◆ **Task directions**
From the listing that follows, extract every line and set it down unaltered.

◆ **A block of data**
"""

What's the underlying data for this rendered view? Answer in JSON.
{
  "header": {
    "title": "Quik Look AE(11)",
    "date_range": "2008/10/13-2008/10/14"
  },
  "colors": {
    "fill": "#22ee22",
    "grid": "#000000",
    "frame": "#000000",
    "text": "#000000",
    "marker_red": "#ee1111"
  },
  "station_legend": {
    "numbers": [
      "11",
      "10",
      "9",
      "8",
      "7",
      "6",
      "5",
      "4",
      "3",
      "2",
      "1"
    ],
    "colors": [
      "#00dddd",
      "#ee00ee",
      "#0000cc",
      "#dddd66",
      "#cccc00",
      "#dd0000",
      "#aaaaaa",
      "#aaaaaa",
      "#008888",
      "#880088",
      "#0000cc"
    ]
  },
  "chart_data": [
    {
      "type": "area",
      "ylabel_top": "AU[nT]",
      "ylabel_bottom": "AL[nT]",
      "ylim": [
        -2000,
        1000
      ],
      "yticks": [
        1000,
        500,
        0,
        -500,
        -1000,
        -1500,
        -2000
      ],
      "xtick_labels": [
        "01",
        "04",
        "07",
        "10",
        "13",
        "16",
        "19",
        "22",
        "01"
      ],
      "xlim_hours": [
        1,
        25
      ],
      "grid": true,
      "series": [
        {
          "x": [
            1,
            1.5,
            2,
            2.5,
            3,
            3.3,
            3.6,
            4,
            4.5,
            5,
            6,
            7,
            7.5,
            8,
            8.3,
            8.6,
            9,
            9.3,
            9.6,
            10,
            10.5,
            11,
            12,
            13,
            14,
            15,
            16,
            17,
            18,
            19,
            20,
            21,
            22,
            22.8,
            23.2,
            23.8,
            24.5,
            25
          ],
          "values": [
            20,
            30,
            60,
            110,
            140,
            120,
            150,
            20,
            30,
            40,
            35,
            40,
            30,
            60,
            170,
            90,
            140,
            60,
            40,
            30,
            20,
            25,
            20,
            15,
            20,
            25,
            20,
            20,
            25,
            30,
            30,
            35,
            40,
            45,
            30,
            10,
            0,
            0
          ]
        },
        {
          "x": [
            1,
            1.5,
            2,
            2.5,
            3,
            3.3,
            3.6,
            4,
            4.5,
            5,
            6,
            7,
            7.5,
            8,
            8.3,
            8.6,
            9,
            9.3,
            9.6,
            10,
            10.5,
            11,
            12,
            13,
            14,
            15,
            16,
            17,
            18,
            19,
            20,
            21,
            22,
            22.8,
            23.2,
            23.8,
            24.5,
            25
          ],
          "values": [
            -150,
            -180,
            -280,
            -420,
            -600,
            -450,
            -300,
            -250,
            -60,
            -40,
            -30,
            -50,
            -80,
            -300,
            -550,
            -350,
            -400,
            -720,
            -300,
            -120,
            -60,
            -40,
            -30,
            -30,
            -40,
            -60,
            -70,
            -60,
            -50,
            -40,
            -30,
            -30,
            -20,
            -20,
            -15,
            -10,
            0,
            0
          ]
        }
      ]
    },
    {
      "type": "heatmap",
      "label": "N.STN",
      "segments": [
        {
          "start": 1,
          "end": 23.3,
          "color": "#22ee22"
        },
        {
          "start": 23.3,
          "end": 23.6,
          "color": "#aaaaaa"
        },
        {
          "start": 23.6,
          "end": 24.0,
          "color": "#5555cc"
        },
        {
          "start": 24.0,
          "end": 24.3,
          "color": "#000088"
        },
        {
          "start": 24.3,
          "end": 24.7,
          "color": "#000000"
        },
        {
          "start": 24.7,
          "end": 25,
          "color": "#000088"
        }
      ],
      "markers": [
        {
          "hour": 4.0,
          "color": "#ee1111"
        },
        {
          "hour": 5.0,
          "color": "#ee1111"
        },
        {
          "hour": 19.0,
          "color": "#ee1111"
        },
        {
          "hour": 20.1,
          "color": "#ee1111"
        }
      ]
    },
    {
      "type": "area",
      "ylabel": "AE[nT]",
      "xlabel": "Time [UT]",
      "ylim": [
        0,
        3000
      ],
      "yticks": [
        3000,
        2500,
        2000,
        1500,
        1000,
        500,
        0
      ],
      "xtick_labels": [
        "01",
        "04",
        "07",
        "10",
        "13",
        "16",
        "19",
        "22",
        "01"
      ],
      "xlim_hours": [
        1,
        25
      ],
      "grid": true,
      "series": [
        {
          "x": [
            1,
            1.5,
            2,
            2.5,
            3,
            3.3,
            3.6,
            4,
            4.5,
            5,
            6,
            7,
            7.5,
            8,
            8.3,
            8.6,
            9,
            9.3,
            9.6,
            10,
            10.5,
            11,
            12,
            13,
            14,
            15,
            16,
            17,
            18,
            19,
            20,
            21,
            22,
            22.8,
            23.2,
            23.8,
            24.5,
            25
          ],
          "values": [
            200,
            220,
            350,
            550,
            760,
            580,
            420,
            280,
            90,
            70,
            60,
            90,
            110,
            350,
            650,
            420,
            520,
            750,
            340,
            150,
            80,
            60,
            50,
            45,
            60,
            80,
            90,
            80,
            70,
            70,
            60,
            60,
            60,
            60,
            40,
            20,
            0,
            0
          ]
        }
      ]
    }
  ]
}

"""

◆ **Complete output**
What's the underlying data for this rendered view? Answer in JSON.
{
  "header": {
    "title": "Quik Look AE(11)",
    "date_range": "2008/10/13-2008/10/14"
  },
  "colors": {
    "fill": "#22ee22",
    "grid": "#000000",
    "frame": "#000000",
    "text": "#000000",
    "marker_red": "#ee1111"
  },
  "station_legend": {
    "numbers": [
      "11",
      "10",
      "9",
      "8",
      "7",
      "6",
      "5",
      "4",
      "3",
      "2",
      "1"
    ],
    "colors": [
      "#00dddd",
      "#ee00ee",
      "#0000cc",
      "#dddd66",
      "#cccc00",
      "#dd0000",
      "#aaaaaa",
      "#aaaaaa",
      "#008888",
      "#880088",
      "#0000cc"
    ]
  },
  "chart_data": [
    {
      "type": "area",
      "ylabel_top": "AU[nT]",
      "ylabel_bottom": "AL[nT]",
      "ylim": [
        -2000,
        1000
      ],
      "yticks": [
        1000,
        500,
        0,
        -500,
        -1000,
        -1500,
        -2000
      ],
      "xtick_labels": [
        "01",
        "04",
        "07",
        "10",
        "13",
        "16",
        "19",
        "22",
        "01"
      ],
      "xlim_hours": [
        1,
        25
      ],
      "grid": true,
      "series": [
        {
          "x": [
            1,
            1.5,
            2,
            2.5,
            3,
            3.3,
            3.6,
            4,
            4.5,
            5,
            6,
            7,
            7.5,
            8,
            8.3,
            8.6,
            9,
            9.3,
            9.6,
            10,
            10.5,
            11,
            12,
            13,
            14,
            15,
            16,
            17,
            18,
            19,
            20,
            21,
            22,
            22.8,
            23.2,
            23.8,
            24.5,
            25
          ],
          "values": [
            20,
            30,
            60,
            110,
            140,
            120,
            150,
            20,
            30,
            40,
            35,
            40,
            30,
            60,
            170,
            90,
            140,
            60,
            40,
            30,
            20,
            25,
            20,
            15,
            20,
            25,
            20,
            20,
            25,
            30,
            30,
            35,
            40,
            45,
            30,
            10,
            0,
            0
          ]
        },
        {
          "x": [
            1,
            1.5,
            2,
            2.5,
            3,
            3.3,
            3.6,
            4,
            4.5,
            5,
            6,
            7,
            7.5,
            8,
            8.3,
            8.6,
            9,
            9.3,
            9.6,
            10,
            10.5,
            11,
            12,
            13,
            14,
            15,
            16,
            17,
            18,
            19,
            20,
            21,
            22,
            22.8,
            23.2,
            23.8,
            24.5,
            25
          ],
          "values": [
            -150,
            -180,
            -280,
            -420,
            -600,
            -450,
            -300,
            -250,
            -60,
            -40,
            -30,
            -50,
            -80,
            -300,
            -550,
            -350,
            -400,
            -720,
            -300,
            -120,
            -60,
            -40,
            -30,
            -30,
            -40,
            -60,
            -70,
            -60,
            -50,
            -40,
            -30,
            -30,
            -20,
            -20,
            -15,
            -10,
            0,
            0
          ]
        }
      ]
    },
    {
      "type": "heatmap",
      "label": "N.STN",
      "segments": [
        {
          "start": 1,
          "end": 23.3,
          "color": "#22ee22"
        },
        {
          "start": 23.3,
          "end": 23.6,
          "color": "#aaaaaa"
        },
        {
          "start": 23.6,
          "end": 24.0,
          "color": "#5555cc"
        },
        {
          "start": 24.0,
          "end": 24.3,
          "color": "#000088"
        },
        {
          "start": 24.3,
          "end": 24.7,
          "color": "#000000"
        },
        {
          "start": 24.7,
          "end": 25,
          "color": "#000088"
        }
      ],
      "markers": [
        {
          "hour": 4.0,
          "color": "#ee1111"
        },
        {
          "hour": 5.0,
          "color": "#ee1111"
        },
        {
          "hour": 19.0,
          "color": "#ee1111"
        },
        {
          "hour": 20.1,
          "color": "#ee1111"
        }
      ]
    },
    {
      "type": "area",
      "ylabel": "AE[nT]",
      "xlabel": "Time [UT]",
      "ylim": [
        0,
        3000
      ],
      "yticks": [
        3000,
        2500,
        2000,
        1500,
        1000,
        500,
        0
      ],
      "xtick_labels": [
        "01",
        "04",
        "07",
        "10",
        "13",
        "16",
        "19",
        "22",
        "01"
      ],
      "xlim_hours": [
        1,
        25
      ],
      "grid": true,
      "series": [
        {
          "x": [
            1,
            1.5,
            2,
            2.5,
            3,
            3.3,
            3.6,
            4,
            4.5,
            5,
            6,
            7,
            7.5,
            8,
            8.3,
            8.6,
            9,
            9.3,
            9.6,
            10,
            10.5,
            11,
            12,
            13,
            14,
            15,
            16,
            17,
            18,
            19,
            20,
            21,
            22,
            22.8,
            23.2,
            23.8,
            24.5,
            25
          ],
          "values": [
            200,
            220,
            350,
            550,
            760,
            580,
            420,
            280,
            90,
            70,
            60,
            90,
            110,
            350,
            650,
            420,
            520,
            750,
            340,
            150,
            80,
            60,
            50,
            45,
            60,
            80,
            90,
            80,
            70,
            70,
            60,
            60,
            60,
            60,
            40,
            20,
            0,
            0
          ]
        }
      ]
    }
  ]
}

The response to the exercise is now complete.